EXERCISE GOAL - Transcribe all the records with complete accuracy.

RECORDS TO USE -
**********
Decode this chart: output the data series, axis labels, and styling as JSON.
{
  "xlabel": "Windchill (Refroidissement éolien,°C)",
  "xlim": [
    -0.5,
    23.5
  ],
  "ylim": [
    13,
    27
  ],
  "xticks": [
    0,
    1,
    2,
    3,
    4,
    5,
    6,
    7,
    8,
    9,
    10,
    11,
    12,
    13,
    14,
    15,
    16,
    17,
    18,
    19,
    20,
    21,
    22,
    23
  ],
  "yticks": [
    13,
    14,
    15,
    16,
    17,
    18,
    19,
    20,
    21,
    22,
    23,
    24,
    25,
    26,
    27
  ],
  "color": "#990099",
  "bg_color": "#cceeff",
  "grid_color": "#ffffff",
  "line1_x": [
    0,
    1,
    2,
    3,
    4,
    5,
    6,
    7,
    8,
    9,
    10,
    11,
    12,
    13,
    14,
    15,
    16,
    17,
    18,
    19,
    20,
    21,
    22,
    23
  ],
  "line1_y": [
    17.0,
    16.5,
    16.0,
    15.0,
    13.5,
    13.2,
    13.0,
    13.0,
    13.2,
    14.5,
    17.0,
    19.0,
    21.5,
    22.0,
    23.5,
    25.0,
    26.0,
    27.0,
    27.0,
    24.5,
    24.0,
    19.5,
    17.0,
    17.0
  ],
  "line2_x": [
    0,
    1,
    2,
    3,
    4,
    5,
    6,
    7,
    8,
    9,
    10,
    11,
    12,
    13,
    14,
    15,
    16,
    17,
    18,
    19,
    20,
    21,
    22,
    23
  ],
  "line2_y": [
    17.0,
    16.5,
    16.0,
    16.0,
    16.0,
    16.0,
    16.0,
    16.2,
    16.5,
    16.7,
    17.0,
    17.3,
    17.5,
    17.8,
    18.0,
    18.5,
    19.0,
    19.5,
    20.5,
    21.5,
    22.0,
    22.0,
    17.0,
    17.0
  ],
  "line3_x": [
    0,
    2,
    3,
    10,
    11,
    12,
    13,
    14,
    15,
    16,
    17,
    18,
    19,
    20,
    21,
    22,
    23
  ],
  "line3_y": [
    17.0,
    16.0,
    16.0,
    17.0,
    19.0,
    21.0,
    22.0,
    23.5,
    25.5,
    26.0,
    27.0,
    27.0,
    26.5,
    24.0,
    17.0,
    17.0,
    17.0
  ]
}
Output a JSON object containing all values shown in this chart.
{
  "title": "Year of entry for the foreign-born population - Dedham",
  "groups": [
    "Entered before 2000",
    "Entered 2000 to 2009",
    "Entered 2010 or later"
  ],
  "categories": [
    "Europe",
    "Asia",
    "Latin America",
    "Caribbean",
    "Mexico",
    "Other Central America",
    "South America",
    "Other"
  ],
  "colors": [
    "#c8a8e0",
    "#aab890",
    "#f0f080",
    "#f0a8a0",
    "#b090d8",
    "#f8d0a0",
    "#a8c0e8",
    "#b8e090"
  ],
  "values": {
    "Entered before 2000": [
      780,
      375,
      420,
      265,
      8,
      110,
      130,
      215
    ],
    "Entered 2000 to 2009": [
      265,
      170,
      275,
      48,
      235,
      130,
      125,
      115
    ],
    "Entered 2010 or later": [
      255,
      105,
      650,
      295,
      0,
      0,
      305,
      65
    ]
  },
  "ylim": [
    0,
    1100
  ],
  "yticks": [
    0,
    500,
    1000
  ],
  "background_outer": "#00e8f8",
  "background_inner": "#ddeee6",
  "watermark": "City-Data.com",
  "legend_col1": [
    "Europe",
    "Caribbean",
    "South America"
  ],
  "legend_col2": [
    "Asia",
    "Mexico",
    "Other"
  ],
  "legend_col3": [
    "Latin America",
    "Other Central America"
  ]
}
**********
RESPONSE -
Decode this chart: output the data series, axis labels, and styling as JSON.
{
  "xlabel": "Windchill (Refroidissement éolien,°C)",
  "xlim": [
    -0.5,
    23.5
  ],
  "ylim": [
    13,
    27
  ],
  "xticks": [
    0,
    1,
    2,
    3,
    4,
    5,
    6,
    7,
    8,
    9,
    10,
    11,
    12,
    13,
    14,
    15,
    16,
    17,
    18,
    19,
    20,
    21,
    22,
    23
  ],
  "yticks": [
    13,
    14,
    15,
    16,
    17,
    18,
    19,
    20,
    21,
    22,
    23,
    24,
    25,
    26,
    27
  ],
  "color": "#990099",
  "bg_color": "#cceeff",
  "grid_color": "#ffffff",
  "line1_x": [
    0,
    1,
    2,
    3,
    4,
    5,
    6,
    7,
    8,
    9,
    10,
    11,
    12,
    13,
    14,
    15,
    16,
    17,
    18,
    19,
    20,
    21,
    22,
    23
  ],
  "line1_y": [
    17.0,
    16.5,
    16.0,
    15.0,
    13.5,
    13.2,
    13.0,
    13.0,
    13.2,
    14.5,
    17.0,
    19.0,
    21.5,
    22.0,
    23.5,
    25.0,
    26.0,
    27.0,
    27.0,
    24.5,
    24.0,
    19.5,
    17.0,
    17.0
  ],
  "line2_x": [
    0,
    1,
    2,
    3,
    4,
    5,
    6,
    7,
    8,
    9,
    10,
    11,
    12,
    13,
    14,
    15,
    16,
    17,
    18,
    19,
    20,
    21,
    22,
    23
  ],
  "line2_y": [
    17.0,
    16.5,
    16.0,
    16.0,
    16.0,
    16.0,
    16.0,
    16.2,
    16.5,
    16.7,
    17.0,
    17.3,
    17.5,
    17.8,
    18.0,
    18.5,
    19.0,
    19.5,
    20.5,
    21.5,
    22.0,
    22.0,
    17.0,
    17.0
  ],
  "line3_x": [
    0,
    2,
    3,
    10,
    11,
    12,
    13,
    14,
    15,
    16,
    17,
    18,
    19,
    20,
    21,
    22,
    23
  ],
  "line3_y": [
    17.0,
    16.0,
    16.0,
    17.0,
    19.0,
    21.0,
    22.0,
    23.5,
    25.5,
    26.0,
    27.0,
    27.0,
    26.5,
    24.0,
    17.0,
    17.0,
    17.0
  ]
}
Output a JSON object containing all values shown in this chart.
{
  "title": "Year of entry for the foreign-born population - Dedham",
  "groups": [
    "Entered before 2000",
    "Entered 2000 to 2009",
    "Entered 2010 or later"
  ],
  "categories": [
    "Europe",
    "Asia",
    "Latin America",
    "Caribbean",
    "Mexico",
    "Other Central America",
    "South America",
    "Other"
  ],
  "colors": [
    "#c8a8e0",
    "#aab890",
    "#f0f080",
    "#f0a8a0",
    "#b090d8",
    "#f8d0a0",
    "#a8c0e8",
    "#b8e090"
  ],
  "values": {
    "Entered before 2000": [
      780,
      375,
      420,
      265,
      8,
      110,
      130,
      215
    ],
    "Entered 2000 to 2009": [
      265,
      170,
      275,
      48,
      235,
      130,
      125,
      115
    ],
    "Entered 2010 or later": [
      255,
      105,
      650,
      295,
      0,
      0,
      305,
      65
    ]
  },
  "ylim": [
    0,
    1100
  ],
  "yticks": [
    0,
    500,
    1000
  ],
  "background_outer": "#00e8f8",
  "background_inner": "#ddeee6",
  "watermark": "City-Data.com",
  "legend_col1": [
    "Europe",
    "Caribbean",
    "South America"
  ],
  "legend_col2": [
    "Asia",
    "Mexico",
    "Other"
  ],
  "legend_col3": [
    "Latin America",
    "Other Central America"
  ]
}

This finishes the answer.